(EXERCISE DESCRIPTION) Reproduce every entry exactly as shown.

Data items
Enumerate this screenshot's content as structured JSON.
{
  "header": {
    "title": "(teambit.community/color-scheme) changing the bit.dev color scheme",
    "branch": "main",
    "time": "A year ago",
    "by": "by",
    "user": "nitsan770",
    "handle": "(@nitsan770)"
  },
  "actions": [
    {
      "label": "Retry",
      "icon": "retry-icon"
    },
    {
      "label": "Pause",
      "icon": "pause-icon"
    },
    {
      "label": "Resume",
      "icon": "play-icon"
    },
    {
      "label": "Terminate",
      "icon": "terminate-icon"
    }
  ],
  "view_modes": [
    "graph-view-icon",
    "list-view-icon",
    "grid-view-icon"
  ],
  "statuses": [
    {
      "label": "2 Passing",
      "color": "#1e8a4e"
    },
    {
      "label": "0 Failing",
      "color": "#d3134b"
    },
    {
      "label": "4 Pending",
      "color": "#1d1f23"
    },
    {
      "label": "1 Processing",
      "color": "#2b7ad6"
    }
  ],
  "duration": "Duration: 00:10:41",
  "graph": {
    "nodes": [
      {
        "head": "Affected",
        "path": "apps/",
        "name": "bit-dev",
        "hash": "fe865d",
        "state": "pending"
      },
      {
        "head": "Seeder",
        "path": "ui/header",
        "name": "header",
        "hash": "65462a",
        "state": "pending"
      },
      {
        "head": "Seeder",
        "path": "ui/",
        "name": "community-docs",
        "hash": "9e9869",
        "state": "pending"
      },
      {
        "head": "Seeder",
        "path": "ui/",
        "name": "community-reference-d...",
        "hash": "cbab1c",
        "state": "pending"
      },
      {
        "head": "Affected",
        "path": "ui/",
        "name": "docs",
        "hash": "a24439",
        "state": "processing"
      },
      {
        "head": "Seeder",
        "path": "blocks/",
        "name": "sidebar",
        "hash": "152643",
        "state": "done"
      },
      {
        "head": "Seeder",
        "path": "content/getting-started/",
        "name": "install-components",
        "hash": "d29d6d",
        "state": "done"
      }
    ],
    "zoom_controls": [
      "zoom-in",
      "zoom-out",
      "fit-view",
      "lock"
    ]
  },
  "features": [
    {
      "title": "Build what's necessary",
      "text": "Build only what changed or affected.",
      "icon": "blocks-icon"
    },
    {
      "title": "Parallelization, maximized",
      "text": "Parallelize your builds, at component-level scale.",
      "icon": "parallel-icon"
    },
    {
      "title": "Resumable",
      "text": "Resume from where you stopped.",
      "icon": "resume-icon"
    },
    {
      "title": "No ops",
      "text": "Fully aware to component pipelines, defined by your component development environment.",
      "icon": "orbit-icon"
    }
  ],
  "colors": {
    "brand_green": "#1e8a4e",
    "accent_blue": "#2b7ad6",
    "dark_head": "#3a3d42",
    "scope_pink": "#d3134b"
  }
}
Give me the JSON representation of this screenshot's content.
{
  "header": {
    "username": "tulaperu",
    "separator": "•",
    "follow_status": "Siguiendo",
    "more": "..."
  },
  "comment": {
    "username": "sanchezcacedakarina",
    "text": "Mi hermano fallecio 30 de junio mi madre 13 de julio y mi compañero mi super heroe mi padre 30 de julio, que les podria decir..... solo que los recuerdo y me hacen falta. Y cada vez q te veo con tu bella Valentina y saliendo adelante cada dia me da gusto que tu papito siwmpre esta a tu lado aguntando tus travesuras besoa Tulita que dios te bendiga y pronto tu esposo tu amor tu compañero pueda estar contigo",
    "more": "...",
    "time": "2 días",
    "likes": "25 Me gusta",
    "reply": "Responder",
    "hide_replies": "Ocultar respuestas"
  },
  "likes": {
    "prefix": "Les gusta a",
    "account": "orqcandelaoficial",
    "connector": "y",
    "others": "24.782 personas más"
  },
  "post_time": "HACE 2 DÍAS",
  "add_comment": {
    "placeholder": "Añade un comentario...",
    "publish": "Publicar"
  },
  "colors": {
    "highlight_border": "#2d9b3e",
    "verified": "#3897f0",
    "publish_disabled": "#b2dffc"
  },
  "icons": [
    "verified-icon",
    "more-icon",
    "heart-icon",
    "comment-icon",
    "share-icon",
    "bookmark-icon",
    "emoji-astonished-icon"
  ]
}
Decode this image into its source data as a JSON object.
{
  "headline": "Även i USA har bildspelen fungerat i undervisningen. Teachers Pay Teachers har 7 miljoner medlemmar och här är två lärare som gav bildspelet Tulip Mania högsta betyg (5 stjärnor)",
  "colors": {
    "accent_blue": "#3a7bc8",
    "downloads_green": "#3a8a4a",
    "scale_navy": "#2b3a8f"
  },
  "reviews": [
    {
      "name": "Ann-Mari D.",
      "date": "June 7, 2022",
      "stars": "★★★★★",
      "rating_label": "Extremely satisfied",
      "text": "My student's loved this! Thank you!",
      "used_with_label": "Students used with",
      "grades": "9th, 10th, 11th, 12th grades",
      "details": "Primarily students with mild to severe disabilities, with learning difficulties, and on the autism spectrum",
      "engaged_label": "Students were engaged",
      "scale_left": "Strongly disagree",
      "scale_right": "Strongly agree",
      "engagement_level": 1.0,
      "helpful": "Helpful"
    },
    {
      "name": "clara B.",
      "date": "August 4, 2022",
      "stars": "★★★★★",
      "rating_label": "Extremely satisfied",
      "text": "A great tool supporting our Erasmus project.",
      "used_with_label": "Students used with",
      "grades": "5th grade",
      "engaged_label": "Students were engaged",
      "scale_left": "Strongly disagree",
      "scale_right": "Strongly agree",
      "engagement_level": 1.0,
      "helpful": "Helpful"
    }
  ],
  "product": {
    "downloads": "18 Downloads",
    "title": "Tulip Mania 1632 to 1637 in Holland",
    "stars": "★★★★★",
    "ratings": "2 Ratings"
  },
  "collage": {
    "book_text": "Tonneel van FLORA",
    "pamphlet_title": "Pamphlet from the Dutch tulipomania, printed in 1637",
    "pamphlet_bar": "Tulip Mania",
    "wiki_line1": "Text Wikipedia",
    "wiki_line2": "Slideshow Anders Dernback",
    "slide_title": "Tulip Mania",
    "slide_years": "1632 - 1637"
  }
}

(RESPONSE TO THIS EXERCISE)
Enumerate this screenshot's content as structured JSON.
{
  "header": {
    "title": "(teambit.community/color-scheme) changing the bit.dev color scheme",
    "branch": "main",
    "time": "A year ago",
    "by": "by",
    "user": "nitsan770",
    "handle": "(@nitsan770)"
  },
  "actions": [
    {
      "label": "Retry",
      "icon": "retry-icon"
    },
    {
      "label": "Pause",
      "icon": "pause-icon"
    },
    {
      "label": "Resume",
      "icon": "play-icon"
    },
    {
      "label": "Terminate",
      "icon": "terminate-icon"
    }
  ],
  "view_modes": [
    "graph-view-icon",
    "list-view-icon",
    "grid-view-icon"
  ],
  "statuses": [
    {
      "label": "2 Passing",
      "color": "#1e8a4e"
    },
    {
      "label": "0 Failing",
      "color": "#d3134b"
    },
    {
      "label": "4 Pending",
      "color": "#1d1f23"
    },
    {
      "label": "1 Processing",
      "color": "#2b7ad6"
    }
  ],
  "duration": "Duration: 00:10:41",
  "graph": {
    "nodes": [
      {
        "head": "Affected",
        "path": "apps/",
        "name": "bit-dev",
        "hash": "fe865d",
        "state": "pending"
      },
      {
        "head": "Seeder",
        "path": "ui/header",
        "name": "header",
        "hash": "65462a",
        "state": "pending"
      },
      {
        "head": "Seeder",
        "path": "ui/",
        "name": "community-docs",
        "hash": "9e9869",
        "state": "pending"
      },
      {
        "head": "Seeder",
        "path": "ui/",
        "name": "community-reference-d...",
        "hash": "cbab1c",
        "state": "pending"
      },
      {
        "head": "Affected",
        "path": "ui/",
        "name": "docs",
        "hash": "a24439",
        "state": "processing"
      },
      {
        "head": "Seeder",
        "path": "blocks/",
        "name": "sidebar",
        "hash": "152643",
        "state": "done"
      },
      {
        "head": "Seeder",
        "path": "content/getting-started/",
        "name": "install-components",
        "hash": "d29d6d",
        "state": "done"
      }
    ],
    "zoom_controls": [
      "zoom-in",
      "zoom-out",
      "fit-view",
      "lock"
    ]
  },
  "features": [
    {
      "title": "Build what's necessary",
      "text": "Build only what changed or affected.",
      "icon": "blocks-icon"
    },
    {
      "title": "Parallelization, maximized",
      "text": "Parallelize your builds, at component-level scale.",
      "icon": "parallel-icon"
    },
    {
      "title": "Resumable",
      "text": "Resume from where you stopped.",
      "icon": "resume-icon"
    },
    {
      "title": "No ops",
      "text": "Fully aware to component pipelines, defined by your component development environment.",
      "icon": "orbit-icon"
    }
  ],
  "colors": {
    "brand_green": "#1e8a4e",
    "accent_blue": "#2b7ad6",
    "dark_head": "#3a3d42",
    "scope_pink": "#d3134b"
  }
}
Give me the JSON representation of this screenshot's content.
{
  "header": {
    "username": "tulaperu",
    "separator": "•",
    "follow_status": "Siguiendo",
    "more": "..."
  },
  "comment": {
    "username": "sanchezcacedakarina",
    "text": "Mi hermano fallecio 30 de junio mi madre 13 de julio y mi compañero mi super heroe mi padre 30 de julio, que les podria decir..... solo que los recuerdo y me hacen falta. Y cada vez q te veo con tu bella Valentina y saliendo adelante cada dia me da gusto que tu papito siwmpre esta a tu lado aguntando tus travesuras besoa Tulita que dios te bendiga y pronto tu esposo tu amor tu compañero pueda estar contigo",
    "more": "...",
    "time": "2 días",
    "likes": "25 Me gusta",
    "reply": "Responder",
    "hide_replies": "Ocultar respuestas"
  },
  "likes": {
    "prefix": "Les gusta a",
    "account": "orqcandelaoficial",
    "connector": "y",
    "others": "24.782 personas más"
  },
  "post_time": "HACE 2 DÍAS",
  "add_comment": {
    "placeholder": "Añade un comentario...",
    "publish": "Publicar"
  },
  "colors": {
    "highlight_border": "#2d9b3e",
    "verified": "#3897f0",
    "publish_disabled": "#b2dffc"
  },
  "icons": [
    "verified-icon",
    "more-icon",
    "heart-icon",
    "comment-icon",
    "share-icon",
    "bookmark-icon",
    "emoji-astonished-icon"
  ]
}
Decode this image into its source data as a JSON object.
{
  "headline": "Även i USA har bildspelen fungerat i undervisningen. Teachers Pay Teachers har 7 miljoner medlemmar och här är två lärare som gav bildspelet Tulip Mania högsta betyg (5 stjärnor)",
  "colors": {
    "accent_blue": "#3a7bc8",
    "downloads_green": "#3a8a4a",
    "scale_navy": "#2b3a8f"
  },
  "reviews": [
    {
      "name": "Ann-Mari D.",
      "date": "June 7, 2022",
      "stars": "★★★★★",
      "rating_label": "Extremely satisfied",
      "text": "My student's loved this! Thank you!",
      "used_with_label": "Students used with",
      "grades": "9th, 10th, 11th, 12th grades",
      "details": "Primarily students with mild to severe disabilities, with learning difficulties, and on the autism spectrum",
      "engaged_label": "Students were engaged",
      "scale_left": "Strongly disagree",
      "scale_right": "Strongly agree",
      "engagement_level": 1.0,
      "helpful": "Helpful"
    },
    {
      "name": "clara B.",
      "date": "August 4, 2022",
      "stars": "★★★★★",
      "rating_label": "Extremely satisfied",
      "text": "A great tool supporting our Erasmus project.",
      "used_with_label": "Students used with",
      "grades": "5th grade",
      "engaged_label": "Students were engaged",
      "scale_left": "Strongly disagree",
      "scale_right": "Strongly agree",
      "engagement_level": 1.0,
      "helpful": "Helpful"
    }
  ],
  "product": {
    "downloads": "18 Downloads",
    "title": "Tulip Mania 1632 to 1637 in Holland",
    "stars": "★★★★★",
    "ratings": "2 Ratings"
  },
  "collage": {
    "book_text": "Tonneel van FLORA",
    "pamphlet_title": "Pamphlet from the Dutch tulipomania, printed in 1637",
    "pamphlet_bar": "Tulip Mania",
    "wiki_line1": "Text Wikipedia",
    "wiki_line2": "Slideshow Anders Dernback",
    "slide_title": "Tulip Mania",
    "slide_years": "1632 - 1637"
  }
}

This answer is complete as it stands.